PROBLEM: Below are records; count the lines in them that hold "стекло" and give only the count.

GIVEN RECORDS:

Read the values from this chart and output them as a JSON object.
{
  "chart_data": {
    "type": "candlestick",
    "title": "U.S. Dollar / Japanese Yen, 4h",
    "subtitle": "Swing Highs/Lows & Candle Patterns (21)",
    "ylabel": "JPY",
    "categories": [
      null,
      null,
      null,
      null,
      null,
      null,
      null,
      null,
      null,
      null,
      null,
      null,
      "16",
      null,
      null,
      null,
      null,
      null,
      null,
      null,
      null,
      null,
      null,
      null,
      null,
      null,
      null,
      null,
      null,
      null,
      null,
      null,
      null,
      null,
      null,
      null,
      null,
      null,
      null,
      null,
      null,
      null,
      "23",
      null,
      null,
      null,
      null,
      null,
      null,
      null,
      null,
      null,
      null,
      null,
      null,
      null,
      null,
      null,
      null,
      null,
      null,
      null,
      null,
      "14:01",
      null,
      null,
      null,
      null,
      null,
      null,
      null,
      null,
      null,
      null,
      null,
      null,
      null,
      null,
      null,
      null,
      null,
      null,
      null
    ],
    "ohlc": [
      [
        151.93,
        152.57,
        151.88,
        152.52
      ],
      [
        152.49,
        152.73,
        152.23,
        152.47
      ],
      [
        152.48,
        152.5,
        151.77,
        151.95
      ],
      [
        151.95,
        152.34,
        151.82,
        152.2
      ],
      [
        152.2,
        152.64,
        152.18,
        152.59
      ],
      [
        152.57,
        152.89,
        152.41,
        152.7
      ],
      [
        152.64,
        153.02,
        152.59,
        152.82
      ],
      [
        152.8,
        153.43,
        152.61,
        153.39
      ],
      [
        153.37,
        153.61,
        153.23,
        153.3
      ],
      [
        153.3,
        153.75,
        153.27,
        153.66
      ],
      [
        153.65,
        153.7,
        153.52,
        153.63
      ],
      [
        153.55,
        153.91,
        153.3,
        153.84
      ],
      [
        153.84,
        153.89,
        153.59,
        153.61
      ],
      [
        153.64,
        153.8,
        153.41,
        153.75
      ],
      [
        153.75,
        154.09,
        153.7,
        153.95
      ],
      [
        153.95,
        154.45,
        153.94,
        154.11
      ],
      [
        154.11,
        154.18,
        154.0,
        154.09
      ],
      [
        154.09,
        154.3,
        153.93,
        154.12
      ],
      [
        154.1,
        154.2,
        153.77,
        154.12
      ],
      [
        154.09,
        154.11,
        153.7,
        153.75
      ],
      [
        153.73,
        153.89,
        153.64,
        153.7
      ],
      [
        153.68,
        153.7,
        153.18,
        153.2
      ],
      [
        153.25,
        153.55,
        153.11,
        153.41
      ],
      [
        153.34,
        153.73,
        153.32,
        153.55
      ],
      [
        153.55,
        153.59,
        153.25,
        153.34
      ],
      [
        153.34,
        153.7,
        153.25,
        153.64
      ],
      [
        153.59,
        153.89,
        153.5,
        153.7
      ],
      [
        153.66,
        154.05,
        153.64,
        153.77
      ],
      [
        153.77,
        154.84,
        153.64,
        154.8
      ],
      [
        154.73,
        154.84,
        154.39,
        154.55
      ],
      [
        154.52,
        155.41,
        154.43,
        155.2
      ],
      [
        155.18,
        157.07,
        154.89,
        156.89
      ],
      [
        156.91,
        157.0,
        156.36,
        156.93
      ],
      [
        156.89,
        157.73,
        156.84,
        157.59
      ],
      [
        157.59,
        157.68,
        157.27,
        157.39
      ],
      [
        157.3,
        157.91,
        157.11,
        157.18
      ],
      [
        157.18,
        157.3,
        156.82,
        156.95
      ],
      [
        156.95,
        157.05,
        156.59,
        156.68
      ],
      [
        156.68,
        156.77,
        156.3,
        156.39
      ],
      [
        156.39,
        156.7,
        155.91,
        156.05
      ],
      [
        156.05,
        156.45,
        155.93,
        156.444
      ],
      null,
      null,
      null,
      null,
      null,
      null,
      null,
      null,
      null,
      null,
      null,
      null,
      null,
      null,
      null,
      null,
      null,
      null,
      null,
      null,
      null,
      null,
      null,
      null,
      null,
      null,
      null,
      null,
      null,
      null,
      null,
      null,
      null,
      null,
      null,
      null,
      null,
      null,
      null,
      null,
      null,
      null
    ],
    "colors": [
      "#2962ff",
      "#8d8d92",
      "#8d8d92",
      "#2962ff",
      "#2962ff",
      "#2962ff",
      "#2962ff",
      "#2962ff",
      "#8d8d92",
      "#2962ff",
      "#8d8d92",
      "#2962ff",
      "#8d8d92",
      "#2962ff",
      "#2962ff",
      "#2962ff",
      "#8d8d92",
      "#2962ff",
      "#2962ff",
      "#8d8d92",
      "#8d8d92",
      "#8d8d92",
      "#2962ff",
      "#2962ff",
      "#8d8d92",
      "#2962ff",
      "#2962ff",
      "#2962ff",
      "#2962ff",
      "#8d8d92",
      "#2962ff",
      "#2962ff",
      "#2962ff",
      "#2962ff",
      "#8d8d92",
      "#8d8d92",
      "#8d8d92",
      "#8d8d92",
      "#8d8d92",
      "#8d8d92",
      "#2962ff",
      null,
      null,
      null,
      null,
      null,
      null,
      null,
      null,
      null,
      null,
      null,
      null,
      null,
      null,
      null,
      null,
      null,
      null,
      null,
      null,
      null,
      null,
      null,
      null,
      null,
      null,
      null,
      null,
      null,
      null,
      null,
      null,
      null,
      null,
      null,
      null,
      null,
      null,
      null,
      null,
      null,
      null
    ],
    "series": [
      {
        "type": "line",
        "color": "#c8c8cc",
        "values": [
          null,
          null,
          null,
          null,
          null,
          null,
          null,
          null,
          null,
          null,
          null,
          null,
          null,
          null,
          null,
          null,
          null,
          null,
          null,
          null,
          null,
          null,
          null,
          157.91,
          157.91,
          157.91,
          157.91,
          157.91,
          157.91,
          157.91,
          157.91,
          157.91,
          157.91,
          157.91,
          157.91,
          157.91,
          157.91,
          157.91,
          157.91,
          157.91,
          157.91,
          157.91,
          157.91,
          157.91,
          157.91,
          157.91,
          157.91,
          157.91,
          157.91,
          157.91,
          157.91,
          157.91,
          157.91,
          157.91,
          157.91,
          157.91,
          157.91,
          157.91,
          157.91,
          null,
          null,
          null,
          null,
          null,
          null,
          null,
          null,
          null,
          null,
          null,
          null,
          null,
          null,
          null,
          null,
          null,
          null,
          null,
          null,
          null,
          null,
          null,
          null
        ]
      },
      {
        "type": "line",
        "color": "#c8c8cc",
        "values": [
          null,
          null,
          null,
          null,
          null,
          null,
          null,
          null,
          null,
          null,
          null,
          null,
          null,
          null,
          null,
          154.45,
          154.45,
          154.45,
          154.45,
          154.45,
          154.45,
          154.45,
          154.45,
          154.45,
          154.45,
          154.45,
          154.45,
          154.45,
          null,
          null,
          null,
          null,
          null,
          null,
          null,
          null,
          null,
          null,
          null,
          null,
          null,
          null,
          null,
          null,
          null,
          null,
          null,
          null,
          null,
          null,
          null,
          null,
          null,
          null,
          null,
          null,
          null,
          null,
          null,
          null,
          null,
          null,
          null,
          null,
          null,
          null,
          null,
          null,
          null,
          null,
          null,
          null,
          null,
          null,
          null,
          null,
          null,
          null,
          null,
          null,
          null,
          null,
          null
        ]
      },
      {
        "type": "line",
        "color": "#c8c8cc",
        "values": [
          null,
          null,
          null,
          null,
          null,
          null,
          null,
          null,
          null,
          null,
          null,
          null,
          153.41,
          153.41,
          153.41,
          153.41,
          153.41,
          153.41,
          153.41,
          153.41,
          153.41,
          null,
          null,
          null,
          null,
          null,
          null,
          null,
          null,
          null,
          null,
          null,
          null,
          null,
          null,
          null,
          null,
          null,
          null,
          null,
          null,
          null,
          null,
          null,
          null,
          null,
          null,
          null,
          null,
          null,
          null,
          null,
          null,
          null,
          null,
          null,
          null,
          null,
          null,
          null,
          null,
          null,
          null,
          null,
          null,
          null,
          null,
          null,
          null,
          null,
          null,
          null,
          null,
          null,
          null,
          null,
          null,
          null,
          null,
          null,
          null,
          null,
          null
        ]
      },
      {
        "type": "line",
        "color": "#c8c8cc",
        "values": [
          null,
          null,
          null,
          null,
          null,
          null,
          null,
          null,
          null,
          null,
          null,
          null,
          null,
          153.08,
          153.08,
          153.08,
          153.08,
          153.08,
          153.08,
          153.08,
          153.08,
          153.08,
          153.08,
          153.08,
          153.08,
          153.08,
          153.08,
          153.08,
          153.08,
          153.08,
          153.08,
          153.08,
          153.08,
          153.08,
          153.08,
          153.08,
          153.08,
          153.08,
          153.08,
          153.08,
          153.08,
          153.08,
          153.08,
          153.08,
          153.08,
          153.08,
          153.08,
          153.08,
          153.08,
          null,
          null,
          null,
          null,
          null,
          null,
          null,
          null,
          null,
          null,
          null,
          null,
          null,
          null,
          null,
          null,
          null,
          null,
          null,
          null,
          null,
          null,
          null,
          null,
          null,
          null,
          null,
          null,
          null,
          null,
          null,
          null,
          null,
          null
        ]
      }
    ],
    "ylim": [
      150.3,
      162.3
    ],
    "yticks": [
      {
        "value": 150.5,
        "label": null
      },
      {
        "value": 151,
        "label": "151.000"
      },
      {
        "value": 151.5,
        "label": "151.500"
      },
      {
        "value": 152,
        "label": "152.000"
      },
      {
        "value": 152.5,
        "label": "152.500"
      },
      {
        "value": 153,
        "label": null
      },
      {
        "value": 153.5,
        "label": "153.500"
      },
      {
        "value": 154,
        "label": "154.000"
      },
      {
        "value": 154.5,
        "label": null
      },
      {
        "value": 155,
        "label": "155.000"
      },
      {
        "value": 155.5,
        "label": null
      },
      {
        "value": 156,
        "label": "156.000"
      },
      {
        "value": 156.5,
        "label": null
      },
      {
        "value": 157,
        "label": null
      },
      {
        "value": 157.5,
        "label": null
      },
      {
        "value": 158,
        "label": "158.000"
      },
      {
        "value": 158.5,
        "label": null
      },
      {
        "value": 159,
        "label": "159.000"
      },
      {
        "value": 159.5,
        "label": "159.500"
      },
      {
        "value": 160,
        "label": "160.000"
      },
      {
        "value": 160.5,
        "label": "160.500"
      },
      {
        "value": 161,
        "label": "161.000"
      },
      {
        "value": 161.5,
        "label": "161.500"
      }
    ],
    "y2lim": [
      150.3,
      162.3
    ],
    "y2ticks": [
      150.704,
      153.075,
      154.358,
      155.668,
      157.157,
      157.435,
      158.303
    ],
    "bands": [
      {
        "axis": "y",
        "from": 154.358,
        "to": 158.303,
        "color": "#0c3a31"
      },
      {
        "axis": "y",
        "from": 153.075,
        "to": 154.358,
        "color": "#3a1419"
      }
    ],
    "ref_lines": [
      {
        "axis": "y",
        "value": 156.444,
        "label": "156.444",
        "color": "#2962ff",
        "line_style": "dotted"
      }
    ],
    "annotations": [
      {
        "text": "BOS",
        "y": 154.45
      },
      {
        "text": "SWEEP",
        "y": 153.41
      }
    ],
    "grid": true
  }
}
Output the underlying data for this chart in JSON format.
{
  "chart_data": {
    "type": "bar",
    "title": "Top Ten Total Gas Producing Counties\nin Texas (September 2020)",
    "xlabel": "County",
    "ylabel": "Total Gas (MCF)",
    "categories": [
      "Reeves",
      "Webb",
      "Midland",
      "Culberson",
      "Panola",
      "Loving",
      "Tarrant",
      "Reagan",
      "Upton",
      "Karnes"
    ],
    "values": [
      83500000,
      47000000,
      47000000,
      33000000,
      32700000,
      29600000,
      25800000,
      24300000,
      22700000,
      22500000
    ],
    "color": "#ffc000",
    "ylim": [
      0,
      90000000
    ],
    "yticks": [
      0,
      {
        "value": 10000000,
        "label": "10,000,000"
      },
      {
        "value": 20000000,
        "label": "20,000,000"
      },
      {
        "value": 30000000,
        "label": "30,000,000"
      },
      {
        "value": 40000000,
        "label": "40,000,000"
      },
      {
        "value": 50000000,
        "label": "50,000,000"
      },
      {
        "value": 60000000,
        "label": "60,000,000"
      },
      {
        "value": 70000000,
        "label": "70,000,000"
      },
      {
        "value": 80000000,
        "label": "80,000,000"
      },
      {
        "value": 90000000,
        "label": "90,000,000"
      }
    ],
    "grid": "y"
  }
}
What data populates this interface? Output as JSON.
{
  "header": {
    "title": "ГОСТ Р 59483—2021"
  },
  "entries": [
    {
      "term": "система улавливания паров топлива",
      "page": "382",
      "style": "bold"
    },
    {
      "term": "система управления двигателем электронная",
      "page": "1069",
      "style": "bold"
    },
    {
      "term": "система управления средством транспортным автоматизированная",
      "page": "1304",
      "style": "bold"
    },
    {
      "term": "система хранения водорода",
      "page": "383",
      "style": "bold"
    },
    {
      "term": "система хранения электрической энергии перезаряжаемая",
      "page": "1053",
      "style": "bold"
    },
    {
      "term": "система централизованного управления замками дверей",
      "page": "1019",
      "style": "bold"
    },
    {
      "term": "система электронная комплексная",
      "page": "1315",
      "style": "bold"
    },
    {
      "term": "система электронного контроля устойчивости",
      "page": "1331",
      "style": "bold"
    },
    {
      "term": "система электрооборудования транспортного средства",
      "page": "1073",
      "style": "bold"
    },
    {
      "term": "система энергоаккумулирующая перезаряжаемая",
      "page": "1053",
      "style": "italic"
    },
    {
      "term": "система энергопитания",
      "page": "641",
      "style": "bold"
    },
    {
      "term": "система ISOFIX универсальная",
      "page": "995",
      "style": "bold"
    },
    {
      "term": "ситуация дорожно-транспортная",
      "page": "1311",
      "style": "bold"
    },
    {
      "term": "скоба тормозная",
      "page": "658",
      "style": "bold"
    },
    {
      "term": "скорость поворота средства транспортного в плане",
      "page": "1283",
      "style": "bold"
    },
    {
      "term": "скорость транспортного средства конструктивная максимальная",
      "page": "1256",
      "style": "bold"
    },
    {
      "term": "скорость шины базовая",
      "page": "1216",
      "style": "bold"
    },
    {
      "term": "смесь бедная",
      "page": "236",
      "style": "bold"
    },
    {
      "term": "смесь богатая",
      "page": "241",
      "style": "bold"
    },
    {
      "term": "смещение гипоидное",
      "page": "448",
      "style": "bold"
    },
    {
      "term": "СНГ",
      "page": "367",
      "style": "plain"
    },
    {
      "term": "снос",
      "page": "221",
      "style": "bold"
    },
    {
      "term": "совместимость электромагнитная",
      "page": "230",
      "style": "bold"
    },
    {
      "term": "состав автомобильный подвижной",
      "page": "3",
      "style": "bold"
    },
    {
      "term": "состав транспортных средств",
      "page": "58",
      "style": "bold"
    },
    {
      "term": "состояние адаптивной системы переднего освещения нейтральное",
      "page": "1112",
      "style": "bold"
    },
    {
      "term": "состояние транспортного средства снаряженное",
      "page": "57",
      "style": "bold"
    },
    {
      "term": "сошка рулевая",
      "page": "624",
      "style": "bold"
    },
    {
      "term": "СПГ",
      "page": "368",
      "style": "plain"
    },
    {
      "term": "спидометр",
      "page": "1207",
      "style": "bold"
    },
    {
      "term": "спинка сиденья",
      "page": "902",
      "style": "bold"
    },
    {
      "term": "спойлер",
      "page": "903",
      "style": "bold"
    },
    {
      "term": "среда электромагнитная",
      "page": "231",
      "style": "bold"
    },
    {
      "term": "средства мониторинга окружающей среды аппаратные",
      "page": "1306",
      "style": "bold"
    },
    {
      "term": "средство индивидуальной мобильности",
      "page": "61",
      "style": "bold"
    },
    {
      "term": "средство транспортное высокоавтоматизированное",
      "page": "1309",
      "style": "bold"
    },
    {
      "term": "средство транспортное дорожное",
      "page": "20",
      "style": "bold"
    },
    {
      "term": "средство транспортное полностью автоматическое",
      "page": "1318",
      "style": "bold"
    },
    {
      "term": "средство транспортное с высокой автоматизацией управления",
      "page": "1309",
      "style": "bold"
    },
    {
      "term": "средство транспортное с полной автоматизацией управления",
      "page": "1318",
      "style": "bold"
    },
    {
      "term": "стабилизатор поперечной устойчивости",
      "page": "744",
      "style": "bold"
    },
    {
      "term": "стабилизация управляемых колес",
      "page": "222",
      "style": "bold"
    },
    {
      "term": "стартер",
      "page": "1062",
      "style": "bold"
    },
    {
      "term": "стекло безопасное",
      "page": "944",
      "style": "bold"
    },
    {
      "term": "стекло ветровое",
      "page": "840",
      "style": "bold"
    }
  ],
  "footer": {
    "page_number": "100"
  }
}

EXERCISE RESULT: 2